Records contained in a dataset:
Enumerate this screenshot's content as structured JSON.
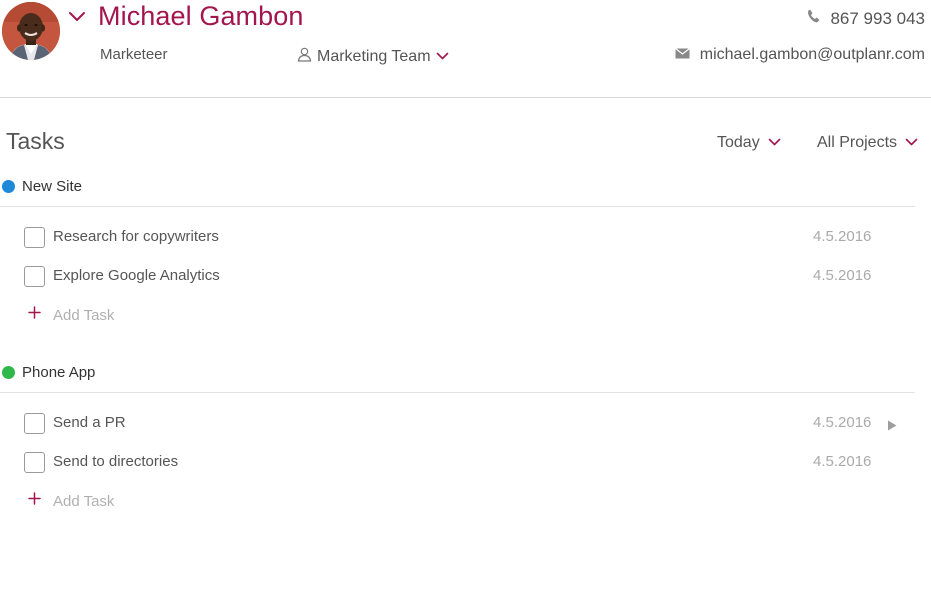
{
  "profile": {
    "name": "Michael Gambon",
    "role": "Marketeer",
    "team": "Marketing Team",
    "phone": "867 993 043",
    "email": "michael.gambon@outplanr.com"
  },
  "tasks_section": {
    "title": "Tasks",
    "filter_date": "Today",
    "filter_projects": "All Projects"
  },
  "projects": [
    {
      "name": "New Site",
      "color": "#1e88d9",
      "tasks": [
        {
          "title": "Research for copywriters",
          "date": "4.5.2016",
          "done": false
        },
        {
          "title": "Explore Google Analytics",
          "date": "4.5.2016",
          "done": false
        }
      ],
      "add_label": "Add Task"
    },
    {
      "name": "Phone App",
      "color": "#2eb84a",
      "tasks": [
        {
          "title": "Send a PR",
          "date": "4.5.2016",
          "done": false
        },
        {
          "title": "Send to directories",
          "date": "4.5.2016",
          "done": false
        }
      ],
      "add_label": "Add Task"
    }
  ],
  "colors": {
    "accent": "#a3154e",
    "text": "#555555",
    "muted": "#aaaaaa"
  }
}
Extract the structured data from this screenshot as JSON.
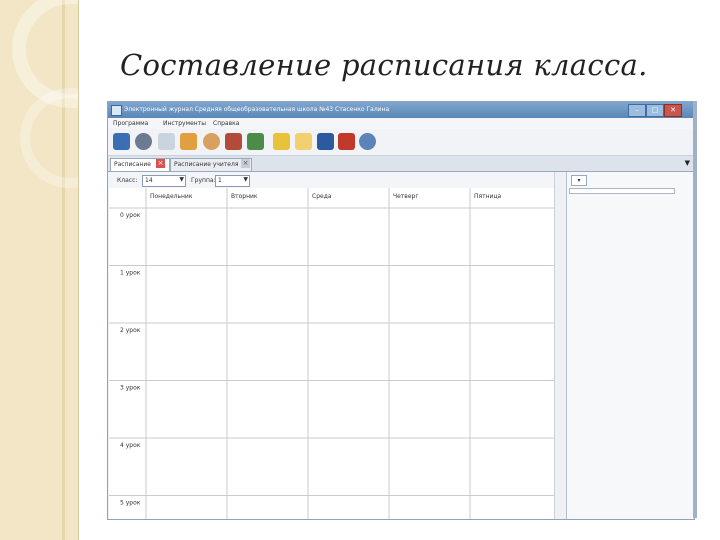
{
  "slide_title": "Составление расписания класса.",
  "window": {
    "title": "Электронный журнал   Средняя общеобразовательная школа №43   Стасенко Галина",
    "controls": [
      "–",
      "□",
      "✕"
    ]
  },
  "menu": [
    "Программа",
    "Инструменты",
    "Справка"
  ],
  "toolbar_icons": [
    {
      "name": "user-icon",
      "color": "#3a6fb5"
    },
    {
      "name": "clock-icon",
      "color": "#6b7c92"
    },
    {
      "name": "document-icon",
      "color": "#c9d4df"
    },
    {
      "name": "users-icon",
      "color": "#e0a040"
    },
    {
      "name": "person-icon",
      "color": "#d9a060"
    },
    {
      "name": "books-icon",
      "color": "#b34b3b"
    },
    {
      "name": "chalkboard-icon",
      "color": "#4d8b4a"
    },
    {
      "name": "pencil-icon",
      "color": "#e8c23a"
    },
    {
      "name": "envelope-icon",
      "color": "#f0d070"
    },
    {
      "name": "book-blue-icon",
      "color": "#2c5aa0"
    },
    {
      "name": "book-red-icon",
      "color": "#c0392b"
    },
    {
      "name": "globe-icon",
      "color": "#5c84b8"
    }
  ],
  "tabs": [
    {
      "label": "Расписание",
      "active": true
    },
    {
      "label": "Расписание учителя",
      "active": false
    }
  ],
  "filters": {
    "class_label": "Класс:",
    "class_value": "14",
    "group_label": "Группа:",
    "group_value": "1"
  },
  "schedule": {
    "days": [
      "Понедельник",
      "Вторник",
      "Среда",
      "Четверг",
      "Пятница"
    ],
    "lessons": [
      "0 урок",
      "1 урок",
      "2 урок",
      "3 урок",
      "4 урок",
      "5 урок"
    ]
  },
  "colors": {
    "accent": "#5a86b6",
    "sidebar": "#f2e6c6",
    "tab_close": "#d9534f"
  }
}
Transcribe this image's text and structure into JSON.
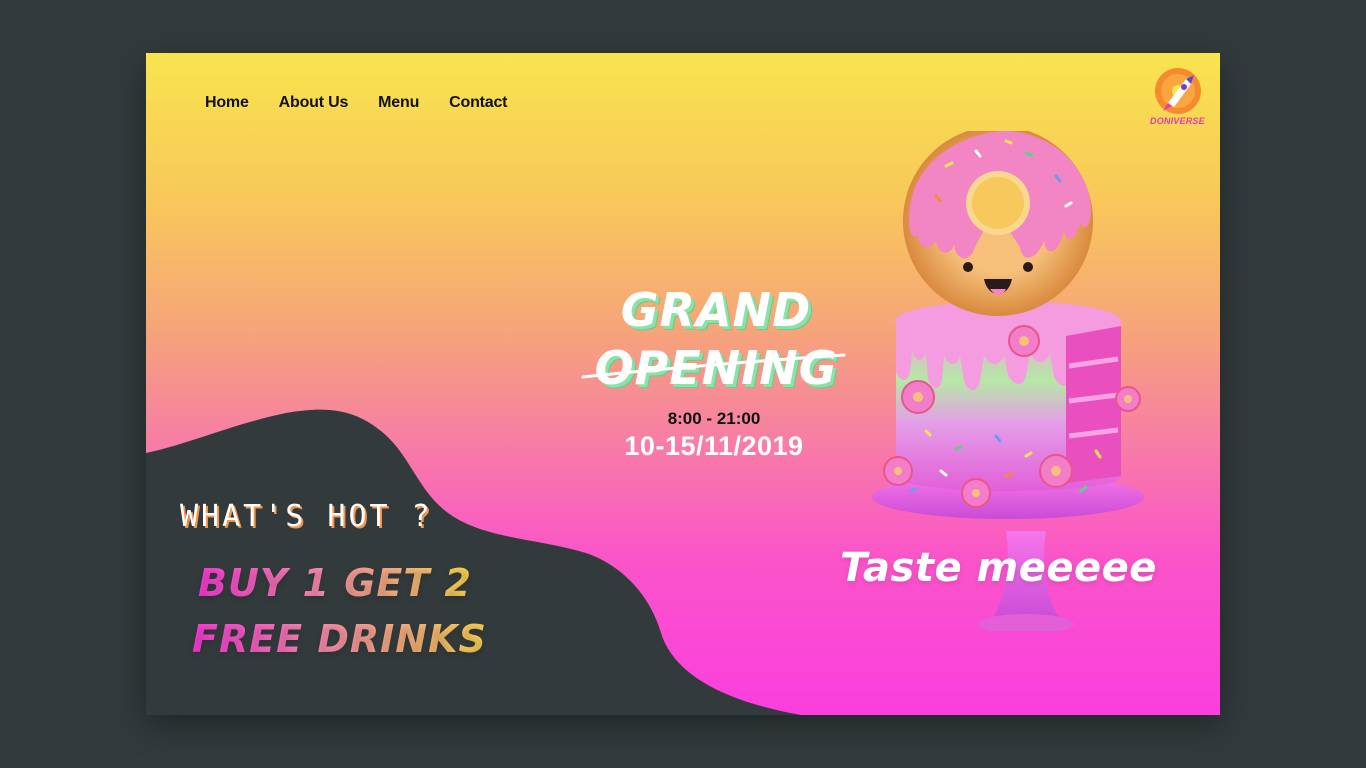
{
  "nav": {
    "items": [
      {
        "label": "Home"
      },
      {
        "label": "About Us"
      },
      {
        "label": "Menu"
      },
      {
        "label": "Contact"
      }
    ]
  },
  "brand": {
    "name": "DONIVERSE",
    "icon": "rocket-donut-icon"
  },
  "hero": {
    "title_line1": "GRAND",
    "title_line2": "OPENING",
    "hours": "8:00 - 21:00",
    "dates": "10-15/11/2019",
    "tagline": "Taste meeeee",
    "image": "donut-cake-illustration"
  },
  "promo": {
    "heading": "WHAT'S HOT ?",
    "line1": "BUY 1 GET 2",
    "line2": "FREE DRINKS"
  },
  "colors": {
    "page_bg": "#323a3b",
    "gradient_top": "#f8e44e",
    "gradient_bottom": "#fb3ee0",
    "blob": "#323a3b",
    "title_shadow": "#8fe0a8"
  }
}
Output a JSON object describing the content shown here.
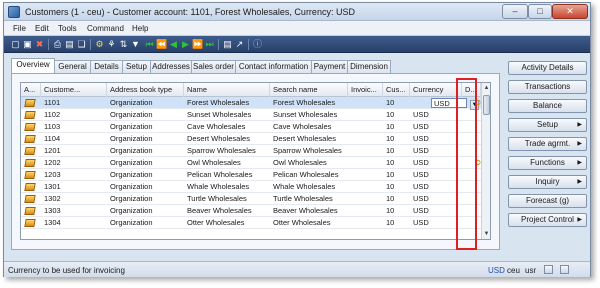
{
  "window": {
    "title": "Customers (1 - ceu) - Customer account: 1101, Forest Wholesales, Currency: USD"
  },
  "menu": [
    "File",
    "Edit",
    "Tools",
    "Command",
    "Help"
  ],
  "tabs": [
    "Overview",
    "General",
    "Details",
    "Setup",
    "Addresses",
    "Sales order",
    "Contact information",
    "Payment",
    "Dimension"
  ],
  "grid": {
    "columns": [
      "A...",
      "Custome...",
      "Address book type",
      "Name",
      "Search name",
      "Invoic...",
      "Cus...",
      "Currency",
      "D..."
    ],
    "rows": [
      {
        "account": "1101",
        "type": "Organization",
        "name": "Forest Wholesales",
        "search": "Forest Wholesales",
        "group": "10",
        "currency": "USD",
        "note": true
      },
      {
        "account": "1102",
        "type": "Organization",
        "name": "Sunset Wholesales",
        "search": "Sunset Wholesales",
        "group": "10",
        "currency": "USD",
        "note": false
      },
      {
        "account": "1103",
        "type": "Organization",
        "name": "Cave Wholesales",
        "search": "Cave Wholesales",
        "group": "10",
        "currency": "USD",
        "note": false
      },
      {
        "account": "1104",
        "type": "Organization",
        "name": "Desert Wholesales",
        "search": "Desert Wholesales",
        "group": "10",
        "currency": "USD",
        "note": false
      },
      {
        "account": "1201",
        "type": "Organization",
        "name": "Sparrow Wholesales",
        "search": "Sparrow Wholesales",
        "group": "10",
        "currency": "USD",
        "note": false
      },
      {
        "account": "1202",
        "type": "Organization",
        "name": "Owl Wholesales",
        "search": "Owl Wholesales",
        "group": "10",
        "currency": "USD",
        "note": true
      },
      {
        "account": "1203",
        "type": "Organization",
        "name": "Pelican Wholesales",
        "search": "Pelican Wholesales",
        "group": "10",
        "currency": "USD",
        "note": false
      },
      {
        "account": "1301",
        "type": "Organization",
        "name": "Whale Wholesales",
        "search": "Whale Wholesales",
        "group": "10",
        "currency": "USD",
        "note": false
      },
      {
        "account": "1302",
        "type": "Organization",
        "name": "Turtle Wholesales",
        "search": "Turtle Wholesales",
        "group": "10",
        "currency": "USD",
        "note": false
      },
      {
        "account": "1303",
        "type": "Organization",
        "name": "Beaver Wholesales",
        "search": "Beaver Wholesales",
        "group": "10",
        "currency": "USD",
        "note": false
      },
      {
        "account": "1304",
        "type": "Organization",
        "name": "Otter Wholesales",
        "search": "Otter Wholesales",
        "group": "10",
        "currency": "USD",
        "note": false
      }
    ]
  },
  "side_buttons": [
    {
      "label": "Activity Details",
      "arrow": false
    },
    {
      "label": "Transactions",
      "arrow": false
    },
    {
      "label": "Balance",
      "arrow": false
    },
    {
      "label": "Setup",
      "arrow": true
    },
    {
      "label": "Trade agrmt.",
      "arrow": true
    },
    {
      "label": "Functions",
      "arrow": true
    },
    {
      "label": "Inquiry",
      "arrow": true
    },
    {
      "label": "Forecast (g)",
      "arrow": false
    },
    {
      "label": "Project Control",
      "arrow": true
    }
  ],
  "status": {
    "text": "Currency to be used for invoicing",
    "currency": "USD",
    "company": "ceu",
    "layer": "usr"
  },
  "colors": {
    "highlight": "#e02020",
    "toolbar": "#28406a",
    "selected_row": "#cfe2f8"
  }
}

### [Task brief]
Reproduce the full listing faithfully, but do not carry over any pictures.

### [The answer]
Enumerate this screenshot's content as structured JSON.
{
  "profile": {
    "name": "Michael Gambon",
    "role": "Marketeer",
    "team": "Marketing Team",
    "phone": "867 993 043",
    "email": "michael.gambon@outplanr.com"
  },
  "tasks_section": {
    "title": "Tasks",
    "filter_date": "Today",
    "filter_projects": "All Projects"
  },
  "projects": [
    {
      "name": "New Site",
      "color": "#1e88d9",
      "tasks": [
        {
          "title": "Research for copywriters",
          "date": "4.5.2016",
          "done": false
        },
        {
          "title": "Explore Google Analytics",
          "date": "4.5.2016",
          "done": false
        }
      ],
      "add_label": "Add Task"
    },
    {
      "name": "Phone App",
      "color": "#2eb84a",
      "tasks": [
        {
          "title": "Send a PR",
          "date": "4.5.2016",
          "done": false
        },
        {
          "title": "Send to directories",
          "date": "4.5.2016",
          "done": false
        }
      ],
      "add_label": "Add Task"
    }
  ],
  "colors": {
    "accent": "#a3154e",
    "text": "#555555",
    "muted": "#aaaaaa"
  }
}
Extract the structured data from this screenshot as JSON.
{
  "slide_title": "Составление расписания класса.",
  "window": {
    "title": "Электронный журнал   Средняя общеобразовательная школа №43   Стасенко Галина",
    "controls": [
      "–",
      "□",
      "✕"
    ]
  },
  "menu": [
    "Программа",
    "Инструменты",
    "Справка"
  ],
  "toolbar_icons": [
    {
      "name": "user-icon",
      "color": "#3a6fb5"
    },
    {
      "name": "clock-icon",
      "color": "#6b7c92"
    },
    {
      "name": "document-icon",
      "color": "#c9d4df"
    },
    {
      "name": "users-icon",
      "color": "#e0a040"
    },
    {
      "name": "person-icon",
      "color": "#d9a060"
    },
    {
      "name": "books-icon",
      "color": "#b34b3b"
    },
    {
      "name": "chalkboard-icon",
      "color": "#4d8b4a"
    },
    {
      "name": "pencil-icon",
      "color": "#e8c23a"
    },
    {
      "name": "envelope-icon",
      "color": "#f0d070"
    },
    {
      "name": "book-blue-icon",
      "color": "#2c5aa0"
    },
    {
      "name": "book-red-icon",
      "color": "#c0392b"
    },
    {
      "name": "globe-icon",
      "color": "#5c84b8"
    }
  ],
  "tabs": [
    {
      "label": "Расписание",
      "active": true
    },
    {
      "label": "Расписание учителя",
      "active": false
    }
  ],
  "filters": {
    "class_label": "Класс:",
    "class_value": "14",
    "group_label": "Группа:",
    "group_value": "1"
  },
  "schedule": {
    "days": [
      "Понедельник",
      "Вторник",
      "Среда",
      "Четверг",
      "Пятница"
    ],
    "lessons": [
      "0 урок",
      "1 урок",
      "2 урок",
      "3 урок",
      "4 урок",
      "5 урок"
    ]
  },
  "colors": {
    "accent": "#5a86b6",
    "sidebar": "#f2e6c6",
    "tab_close": "#d9534f"
  }
}
Transcribe this image's text and structure into JSON.
{
  "nav": {
    "items": [
      {
        "label": "Home"
      },
      {
        "label": "About Us"
      },
      {
        "label": "Menu"
      },
      {
        "label": "Contact"
      }
    ]
  },
  "brand": {
    "name": "DONIVERSE",
    "icon": "rocket-donut-icon"
  },
  "hero": {
    "title_line1": "GRAND",
    "title_line2": "OPENING",
    "hours": "8:00 - 21:00",
    "dates": "10-15/11/2019",
    "tagline": "Taste meeeee",
    "image": "donut-cake-illustration"
  },
  "promo": {
    "heading": "WHAT'S HOT ?",
    "line1": "BUY 1 GET 2",
    "line2": "FREE DRINKS"
  },
  "colors": {
    "page_bg": "#323a3b",
    "gradient_top": "#f8e44e",
    "gradient_bottom": "#fb3ee0",
    "blob": "#323a3b",
    "title_shadow": "#8fe0a8"
  }
}
Output a JSON object describing the content shown here.
{
  "window": {
    "title": "Customers (1 - ceu) - Customer account: 1101, Forest Wholesales, Currency: USD"
  },
  "menu": [
    "File",
    "Edit",
    "Tools",
    "Command",
    "Help"
  ],
  "tabs": [
    "Overview",
    "General",
    "Details",
    "Setup",
    "Addresses",
    "Sales order",
    "Contact information",
    "Payment",
    "Dimension"
  ],
  "grid": {
    "columns": [
      "A...",
      "Custome...",
      "Address book type",
      "Name",
      "Search name",
      "Invoic...",
      "Cus...",
      "Currency",
      "D..."
    ],
    "rows": [
      {
        "account": "1101",
        "type": "Organization",
        "name": "Forest Wholesales",
        "search": "Forest Wholesales",
        "group": "10",
        "currency": "USD",
        "note": true
      },
      {
        "account": "1102",
        "type": "Organization",
        "name": "Sunset Wholesales",
        "search": "Sunset Wholesales",
        "group": "10",
        "currency": "USD",
        "note": false
      },
      {
        "account": "1103",
        "type": "Organization",
        "name": "Cave Wholesales",
        "search": "Cave Wholesales",
        "group": "10",
        "currency": "USD",
        "note": false
      },
      {
        "account": "1104",
        "type": "Organization",
        "name": "Desert Wholesales",
        "search": "Desert Wholesales",
        "group": "10",
        "currency": "USD",
        "note": false
      },
      {
        "account": "1201",
        "type": "Organization",
        "name": "Sparrow Wholesales",
        "search": "Sparrow Wholesales",
        "group": "10",
        "currency": "USD",
        "note": false
      },
      {
        "account": "1202",
        "type": "Organization",
        "name": "Owl Wholesales",
        "search": "Owl Wholesales",
        "group": "10",
        "currency": "USD",
        "note": true
      },
      {
        "account": "1203",
        "type": "Organization",
        "name": "Pelican Wholesales",
        "search": "Pelican Wholesales",
        "group": "10",
        "currency": "USD",
        "note": false
      },
      {
        "account": "1301",
        "type": "Organization",
        "name": "Whale Wholesales",
        "search": "Whale Wholesales",
        "group": "10",
        "currency": "USD",
        "note": false
      },
      {
        "account": "1302",
        "type": "Organization",
        "name": "Turtle Wholesales",
        "search": "Turtle Wholesales",
        "group": "10",
        "currency": "USD",
        "note": false
      },
      {
        "account": "1303",
        "type": "Organization",
        "name": "Beaver Wholesales",
        "search": "Beaver Wholesales",
        "group": "10",
        "currency": "USD",
        "note": false
      },
      {
        "account": "1304",
        "type": "Organization",
        "name": "Otter Wholesales",
        "search": "Otter Wholesales",
        "group": "10",
        "currency": "USD",
        "note": false
      }
    ]
  },
  "side_buttons": [
    {
      "label": "Activity Details",
      "arrow": false
    },
    {
      "label": "Transactions",
      "arrow": false
    },
    {
      "label": "Balance",
      "arrow": false
    },
    {
      "label": "Setup",
      "arrow": true
    },
    {
      "label": "Trade agrmt.",
      "arrow": true
    },
    {
      "label": "Functions",
      "arrow": true
    },
    {
      "label": "Inquiry",
      "arrow": true
    },
    {
      "label": "Forecast (g)",
      "arrow": false
    },
    {
      "label": "Project Control",
      "arrow": true
    }
  ],
  "status": {
    "text": "Currency to be used for invoicing",
    "currency": "USD",
    "company": "ceu",
    "layer": "usr"
  },
  "colors": {
    "highlight": "#e02020",
    "toolbar": "#28406a",
    "selected_row": "#cfe2f8"
  }
}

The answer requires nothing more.